Recorded data:
☆ ☆ ☆ ☆ ☆

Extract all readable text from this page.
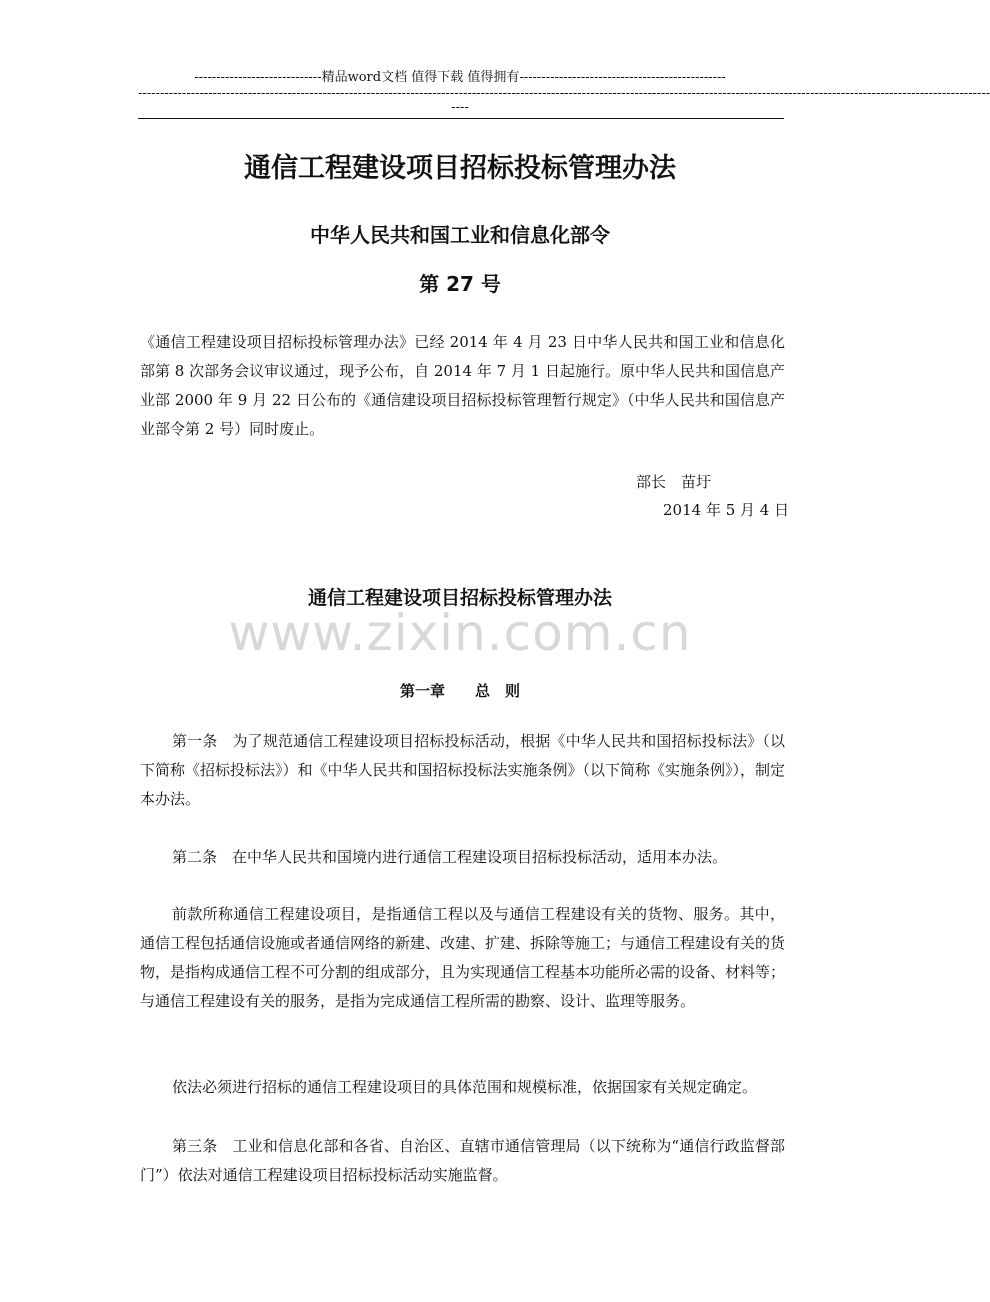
-----------------------------精品word文档 值得下载 值得拥有-----------------------------------------------
--------------------------------------------------------------------------------------------------------------------------------------------------------------------------------------------------
----
通信工程建设项目招标投标管理办法
中华人民共和国工业和信息化部令
第 27 号
《通信工程建设项目招标投标管理办法》已经 2014 年 4 月 23 日中华人民共和国工业和信息化部第 8 次部务会议审议通过，现予公布，自 2014 年 7 月 1 日起施行。原中华人民共和国信息产业部 2000 年 9 月 22 日公布的《通信建设项目招标投标管理暂行规定》（中华人民共和国信息产业部令第 2 号）同时废止。
部长　苗圩
2014 年 5 月 4 日
www.zixin.com.cn
通信工程建设项目招标投标管理办法
第一章　　总　则
第一条　为了规范通信工程建设项目招标投标活动，根据《中华人民共和国招标投标法》（以下简称《招标投标法》）和《中华人民共和国招标投标法实施条例》（以下简称《实施条例》），制定本办法。
第二条　在中华人民共和国境内进行通信工程建设项目招标投标活动，适用本办法。
前款所称通信工程建设项目，是指通信工程以及与通信工程建设有关的货物、服务。其中，通信工程包括通信设施或者通信网络的新建、改建、扩建、拆除等施工；与通信工程建设有关的货物，是指构成通信工程不可分割的组成部分，且为实现通信工程基本功能所必需的设备、材料等；与通信工程建设有关的服务，是指为完成通信工程所需的勘察、设计、监理等服务。
依法必须进行招标的通信工程建设项目的具体范围和规模标准，依据国家有关规定确定。
第三条　工业和信息化部和各省、自治区、直辖市通信管理局（以下统称为“通信行政监督部门”）依法对通信工程建设项目招标投标活动实施监督。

☆ ☆ ☆ ☆ ☆

Leave out the pictures, and give all the records again exactly.

Extract all readable text from this page.
-----------------------------精品word文档 值得下载 值得拥有-----------------------------------------------
--------------------------------------------------------------------------------------------------------------------------------------------------------------------------------------------------
----
通信工程建设项目招标投标管理办法
中华人民共和国工业和信息化部令
第 27 号
《通信工程建设项目招标投标管理办法》已经 2014 年 4 月 23 日中华人民共和国工业和信息化部第 8 次部务会议审议通过，现予公布，自 2014 年 7 月 1 日起施行。原中华人民共和国信息产业部 2000 年 9 月 22 日公布的《通信建设项目招标投标管理暂行规定》（中华人民共和国信息产业部令第 2 号）同时废止。
部长　苗圩
2014 年 5 月 4 日
www.zixin.com.cn
通信工程建设项目招标投标管理办法
第一章　　总　则
第一条　为了规范通信工程建设项目招标投标活动，根据《中华人民共和国招标投标法》（以下简称《招标投标法》）和《中华人民共和国招标投标法实施条例》（以下简称《实施条例》），制定本办法。
第二条　在中华人民共和国境内进行通信工程建设项目招标投标活动，适用本办法。
前款所称通信工程建设项目，是指通信工程以及与通信工程建设有关的货物、服务。其中，通信工程包括通信设施或者通信网络的新建、改建、扩建、拆除等施工；与通信工程建设有关的货物，是指构成通信工程不可分割的组成部分，且为实现通信工程基本功能所必需的设备、材料等；与通信工程建设有关的服务，是指为完成通信工程所需的勘察、设计、监理等服务。
依法必须进行招标的通信工程建设项目的具体范围和规模标准，依据国家有关规定确定。
第三条　工业和信息化部和各省、自治区、直辖市通信管理局（以下统称为“通信行政监督部门”）依法对通信工程建设项目招标投标活动实施监督。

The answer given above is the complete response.